Your goal: Extract the records in full, leaving every picture out.

Records about charts and figures:
####

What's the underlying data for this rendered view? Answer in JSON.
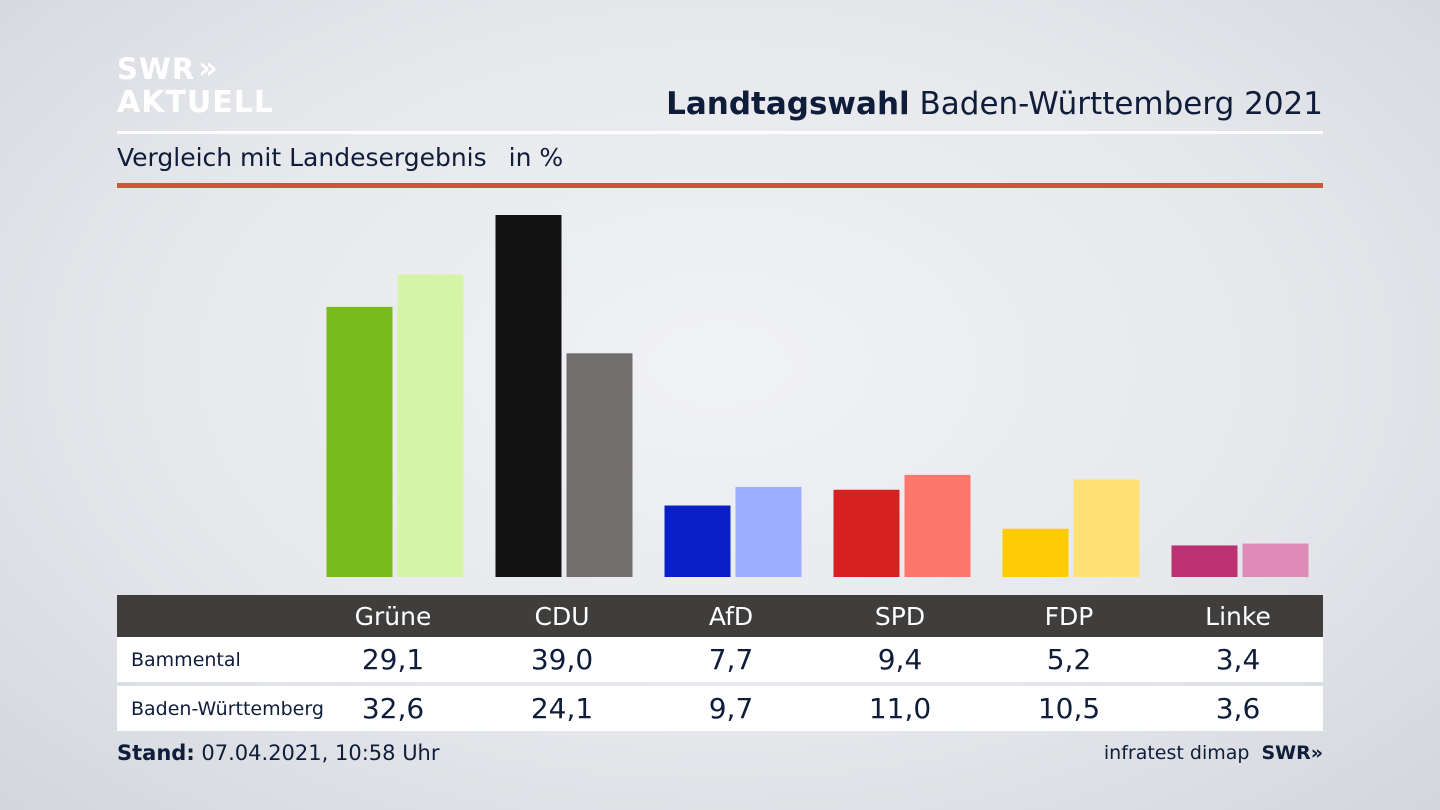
{
  "logo": {
    "line1": "SWR",
    "line1_chevrons": "»",
    "line2": "AKTUELL"
  },
  "header": {
    "title_bold": "Landtagswahl",
    "title_rest": "Baden-Württemberg 2021"
  },
  "subheader": {
    "label": "Vergleich mit Landesergebnis",
    "unit": "in %"
  },
  "colors": {
    "accent_red": "#d2533b",
    "Grüne": [
      "#78bc1b",
      "#d4f4a8"
    ],
    "CDU": [
      "#121212",
      "#706f6d"
    ],
    "AfD": [
      "#0a1fc6",
      "#9eaeff"
    ],
    "SPD": [
      "#d72020",
      "#ff766c"
    ],
    "FDP": [
      "#ffcb06",
      "#ffe175"
    ],
    "Linke": [
      "#bc3172",
      "#de8ab6"
    ]
  },
  "chart_data": {
    "type": "bar",
    "categories": [
      "Grüne",
      "CDU",
      "AfD",
      "SPD",
      "FDP",
      "Linke"
    ],
    "series": [
      {
        "name": "Bammental",
        "values": [
          29.1,
          39.0,
          7.7,
          9.4,
          5.2,
          3.4
        ]
      },
      {
        "name": "Baden-Württemberg",
        "values": [
          32.6,
          24.1,
          9.7,
          11.0,
          10.5,
          3.6
        ]
      }
    ],
    "ylim": [
      0,
      39.0
    ]
  },
  "table": {
    "headers": [
      "Grüne",
      "CDU",
      "AfD",
      "SPD",
      "FDP",
      "Linke"
    ],
    "rows": [
      {
        "label": "Bammental",
        "values": [
          "29,1",
          "39,0",
          "7,7",
          "9,4",
          "5,2",
          "3,4"
        ]
      },
      {
        "label": "Baden-Württemberg",
        "values": [
          "32,6",
          "24,1",
          "9,7",
          "11,0",
          "10,5",
          "3,6"
        ]
      }
    ]
  },
  "footer": {
    "stand_label": "Stand:",
    "stand_value": "07.04.2021, 10:58 Uhr",
    "source": "infratest dimap",
    "source_logo": "SWR",
    "source_logo_chevrons": "»"
  }
}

####

Answer for the task:
What's the underlying data for this rendered view? Answer in JSON.
{
  "logo": {
    "line1": "SWR",
    "line1_chevrons": "»",
    "line2": "AKTUELL"
  },
  "header": {
    "title_bold": "Landtagswahl",
    "title_rest": "Baden-Württemberg 2021"
  },
  "subheader": {
    "label": "Vergleich mit Landesergebnis",
    "unit": "in %"
  },
  "colors": {
    "accent_red": "#d2533b",
    "Grüne": [
      "#78bc1b",
      "#d4f4a8"
    ],
    "CDU": [
      "#121212",
      "#706f6d"
    ],
    "AfD": [
      "#0a1fc6",
      "#9eaeff"
    ],
    "SPD": [
      "#d72020",
      "#ff766c"
    ],
    "FDP": [
      "#ffcb06",
      "#ffe175"
    ],
    "Linke": [
      "#bc3172",
      "#de8ab6"
    ]
  },
  "chart_data": {
    "type": "bar",
    "categories": [
      "Grüne",
      "CDU",
      "AfD",
      "SPD",
      "FDP",
      "Linke"
    ],
    "series": [
      {
        "name": "Bammental",
        "values": [
          29.1,
          39.0,
          7.7,
          9.4,
          5.2,
          3.4
        ]
      },
      {
        "name": "Baden-Württemberg",
        "values": [
          32.6,
          24.1,
          9.7,
          11.0,
          10.5,
          3.6
        ]
      }
    ],
    "ylim": [
      0,
      39.0
    ]
  },
  "table": {
    "headers": [
      "Grüne",
      "CDU",
      "AfD",
      "SPD",
      "FDP",
      "Linke"
    ],
    "rows": [
      {
        "label": "Bammental",
        "values": [
          "29,1",
          "39,0",
          "7,7",
          "9,4",
          "5,2",
          "3,4"
        ]
      },
      {
        "label": "Baden-Württemberg",
        "values": [
          "32,6",
          "24,1",
          "9,7",
          "11,0",
          "10,5",
          "3,6"
        ]
      }
    ]
  },
  "footer": {
    "stand_label": "Stand:",
    "stand_value": "07.04.2021, 10:58 Uhr",
    "source": "infratest dimap",
    "source_logo": "SWR",
    "source_logo_chevrons": "»"
  }
}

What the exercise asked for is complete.